-- Begin Data for the task --
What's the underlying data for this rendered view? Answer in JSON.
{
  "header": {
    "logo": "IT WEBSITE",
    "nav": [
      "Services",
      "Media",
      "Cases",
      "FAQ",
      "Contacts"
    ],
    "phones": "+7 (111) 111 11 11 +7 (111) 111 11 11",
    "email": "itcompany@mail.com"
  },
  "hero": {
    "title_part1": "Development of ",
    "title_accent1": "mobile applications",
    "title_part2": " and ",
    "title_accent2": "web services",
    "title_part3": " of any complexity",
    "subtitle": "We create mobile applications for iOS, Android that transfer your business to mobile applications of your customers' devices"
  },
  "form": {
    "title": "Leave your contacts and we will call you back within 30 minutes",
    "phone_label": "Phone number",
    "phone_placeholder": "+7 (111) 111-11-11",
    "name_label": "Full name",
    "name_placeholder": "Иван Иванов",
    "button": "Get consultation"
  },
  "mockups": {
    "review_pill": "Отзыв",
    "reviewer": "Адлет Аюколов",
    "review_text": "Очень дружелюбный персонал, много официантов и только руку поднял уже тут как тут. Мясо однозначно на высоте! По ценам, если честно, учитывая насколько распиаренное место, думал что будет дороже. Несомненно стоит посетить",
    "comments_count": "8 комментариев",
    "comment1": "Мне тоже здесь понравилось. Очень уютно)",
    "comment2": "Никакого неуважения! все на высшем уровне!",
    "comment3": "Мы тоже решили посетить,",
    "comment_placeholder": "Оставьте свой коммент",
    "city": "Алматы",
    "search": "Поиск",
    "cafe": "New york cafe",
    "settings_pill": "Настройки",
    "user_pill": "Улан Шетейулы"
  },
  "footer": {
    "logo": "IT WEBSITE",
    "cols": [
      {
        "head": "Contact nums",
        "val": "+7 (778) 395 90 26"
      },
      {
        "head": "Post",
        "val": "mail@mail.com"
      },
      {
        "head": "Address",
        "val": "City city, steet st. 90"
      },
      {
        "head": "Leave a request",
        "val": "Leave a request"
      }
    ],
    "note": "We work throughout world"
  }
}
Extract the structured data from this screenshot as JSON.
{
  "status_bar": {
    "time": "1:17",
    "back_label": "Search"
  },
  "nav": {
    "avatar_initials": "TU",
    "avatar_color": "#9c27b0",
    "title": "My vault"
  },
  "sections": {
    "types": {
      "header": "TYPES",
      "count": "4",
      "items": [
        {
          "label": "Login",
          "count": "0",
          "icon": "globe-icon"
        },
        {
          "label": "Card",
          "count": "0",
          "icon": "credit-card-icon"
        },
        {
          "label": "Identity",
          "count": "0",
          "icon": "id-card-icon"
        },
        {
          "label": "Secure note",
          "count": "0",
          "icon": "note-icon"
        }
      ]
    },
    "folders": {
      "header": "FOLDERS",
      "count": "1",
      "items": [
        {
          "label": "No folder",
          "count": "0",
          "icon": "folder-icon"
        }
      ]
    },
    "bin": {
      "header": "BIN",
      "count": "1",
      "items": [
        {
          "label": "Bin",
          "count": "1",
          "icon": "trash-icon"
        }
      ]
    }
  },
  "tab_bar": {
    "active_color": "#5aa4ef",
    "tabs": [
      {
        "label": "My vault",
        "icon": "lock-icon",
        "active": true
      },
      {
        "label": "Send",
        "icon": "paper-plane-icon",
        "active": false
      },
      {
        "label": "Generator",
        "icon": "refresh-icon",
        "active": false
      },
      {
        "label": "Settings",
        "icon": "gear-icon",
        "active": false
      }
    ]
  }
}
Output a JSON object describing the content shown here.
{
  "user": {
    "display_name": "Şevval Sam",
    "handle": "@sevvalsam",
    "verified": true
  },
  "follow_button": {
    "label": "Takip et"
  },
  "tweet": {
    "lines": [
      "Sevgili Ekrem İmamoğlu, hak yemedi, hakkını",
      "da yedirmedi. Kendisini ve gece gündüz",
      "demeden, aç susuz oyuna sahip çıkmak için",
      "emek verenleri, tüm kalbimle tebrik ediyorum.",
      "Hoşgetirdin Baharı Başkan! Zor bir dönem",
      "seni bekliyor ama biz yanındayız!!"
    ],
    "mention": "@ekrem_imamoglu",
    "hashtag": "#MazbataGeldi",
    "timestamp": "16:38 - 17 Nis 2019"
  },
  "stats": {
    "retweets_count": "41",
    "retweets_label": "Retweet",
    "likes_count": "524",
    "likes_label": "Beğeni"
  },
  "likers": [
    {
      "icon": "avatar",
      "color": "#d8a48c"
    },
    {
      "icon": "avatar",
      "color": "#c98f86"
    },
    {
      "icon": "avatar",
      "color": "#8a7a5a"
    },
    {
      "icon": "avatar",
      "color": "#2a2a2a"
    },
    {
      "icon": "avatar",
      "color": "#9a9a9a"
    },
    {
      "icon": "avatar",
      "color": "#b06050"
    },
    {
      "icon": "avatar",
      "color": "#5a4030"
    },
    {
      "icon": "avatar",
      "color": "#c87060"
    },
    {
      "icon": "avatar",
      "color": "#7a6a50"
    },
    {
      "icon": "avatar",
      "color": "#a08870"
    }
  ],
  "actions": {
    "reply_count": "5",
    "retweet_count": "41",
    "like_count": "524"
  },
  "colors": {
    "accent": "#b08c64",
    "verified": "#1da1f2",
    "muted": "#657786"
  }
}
-- End Data for the task --
Given instruction
Extract each entry in full and write it down exactly.

Answer to the exercise
What's the underlying data for this rendered view? Answer in JSON.
{
  "header": {
    "logo": "IT WEBSITE",
    "nav": [
      "Services",
      "Media",
      "Cases",
      "FAQ",
      "Contacts"
    ],
    "phones": "+7 (111) 111 11 11 +7 (111) 111 11 11",
    "email": "itcompany@mail.com"
  },
  "hero": {
    "title_part1": "Development of ",
    "title_accent1": "mobile applications",
    "title_part2": " and ",
    "title_accent2": "web services",
    "title_part3": " of any complexity",
    "subtitle": "We create mobile applications for iOS, Android that transfer your business to mobile applications of your customers' devices"
  },
  "form": {
    "title": "Leave your contacts and we will call you back within 30 minutes",
    "phone_label": "Phone number",
    "phone_placeholder": "+7 (111) 111-11-11",
    "name_label": "Full name",
    "name_placeholder": "Иван Иванов",
    "button": "Get consultation"
  },
  "mockups": {
    "review_pill": "Отзыв",
    "reviewer": "Адлет Аюколов",
    "review_text": "Очень дружелюбный персонал, много официантов и только руку поднял уже тут как тут. Мясо однозначно на высоте! По ценам, если честно, учитывая насколько распиаренное место, думал что будет дороже. Несомненно стоит посетить",
    "comments_count": "8 комментариев",
    "comment1": "Мне тоже здесь понравилось. Очень уютно)",
    "comment2": "Никакого неуважения! все на высшем уровне!",
    "comment3": "Мы тоже решили посетить,",
    "comment_placeholder": "Оставьте свой коммент",
    "city": "Алматы",
    "search": "Поиск",
    "cafe": "New york cafe",
    "settings_pill": "Настройки",
    "user_pill": "Улан Шетейулы"
  },
  "footer": {
    "logo": "IT WEBSITE",
    "cols": [
      {
        "head": "Contact nums",
        "val": "+7 (778) 395 90 26"
      },
      {
        "head": "Post",
        "val": "mail@mail.com"
      },
      {
        "head": "Address",
        "val": "City city, steet st. 90"
      },
      {
        "head": "Leave a request",
        "val": "Leave a request"
      }
    ],
    "note": "We work throughout world"
  }
}
Extract the structured data from this screenshot as JSON.
{
  "status_bar": {
    "time": "1:17",
    "back_label": "Search"
  },
  "nav": {
    "avatar_initials": "TU",
    "avatar_color": "#9c27b0",
    "title": "My vault"
  },
  "sections": {
    "types": {
      "header": "TYPES",
      "count": "4",
      "items": [
        {
          "label": "Login",
          "count": "0",
          "icon": "globe-icon"
        },
        {
          "label": "Card",
          "count": "0",
          "icon": "credit-card-icon"
        },
        {
          "label": "Identity",
          "count": "0",
          "icon": "id-card-icon"
        },
        {
          "label": "Secure note",
          "count": "0",
          "icon": "note-icon"
        }
      ]
    },
    "folders": {
      "header": "FOLDERS",
      "count": "1",
      "items": [
        {
          "label": "No folder",
          "count": "0",
          "icon": "folder-icon"
        }
      ]
    },
    "bin": {
      "header": "BIN",
      "count": "1",
      "items": [
        {
          "label": "Bin",
          "count": "1",
          "icon": "trash-icon"
        }
      ]
    }
  },
  "tab_bar": {
    "active_color": "#5aa4ef",
    "tabs": [
      {
        "label": "My vault",
        "icon": "lock-icon",
        "active": true
      },
      {
        "label": "Send",
        "icon": "paper-plane-icon",
        "active": false
      },
      {
        "label": "Generator",
        "icon": "refresh-icon",
        "active": false
      },
      {
        "label": "Settings",
        "icon": "gear-icon",
        "active": false
      }
    ]
  }
}
Output a JSON object describing the content shown here.
{
  "user": {
    "display_name": "Şevval Sam",
    "handle": "@sevvalsam",
    "verified": true
  },
  "follow_button": {
    "label": "Takip et"
  },
  "tweet": {
    "lines": [
      "Sevgili Ekrem İmamoğlu, hak yemedi, hakkını",
      "da yedirmedi. Kendisini ve gece gündüz",
      "demeden, aç susuz oyuna sahip çıkmak için",
      "emek verenleri, tüm kalbimle tebrik ediyorum.",
      "Hoşgetirdin Baharı Başkan! Zor bir dönem",
      "seni bekliyor ama biz yanındayız!!"
    ],
    "mention": "@ekrem_imamoglu",
    "hashtag": "#MazbataGeldi",
    "timestamp": "16:38 - 17 Nis 2019"
  },
  "stats": {
    "retweets_count": "41",
    "retweets_label": "Retweet",
    "likes_count": "524",
    "likes_label": "Beğeni"
  },
  "likers": [
    {
      "icon": "avatar",
      "color": "#d8a48c"
    },
    {
      "icon": "avatar",
      "color": "#c98f86"
    },
    {
      "icon": "avatar",
      "color": "#8a7a5a"
    },
    {
      "icon": "avatar",
      "color": "#2a2a2a"
    },
    {
      "icon": "avatar",
      "color": "#9a9a9a"
    },
    {
      "icon": "avatar",
      "color": "#b06050"
    },
    {
      "icon": "avatar",
      "color": "#5a4030"
    },
    {
      "icon": "avatar",
      "color": "#c87060"
    },
    {
      "icon": "avatar",
      "color": "#7a6a50"
    },
    {
      "icon": "avatar",
      "color": "#a08870"
    }
  ],
  "actions": {
    "reply_count": "5",
    "retweet_count": "41",
    "like_count": "524"
  },
  "colors": {
    "accent": "#b08c64",
    "verified": "#1da1f2",
    "muted": "#657786"
  }
}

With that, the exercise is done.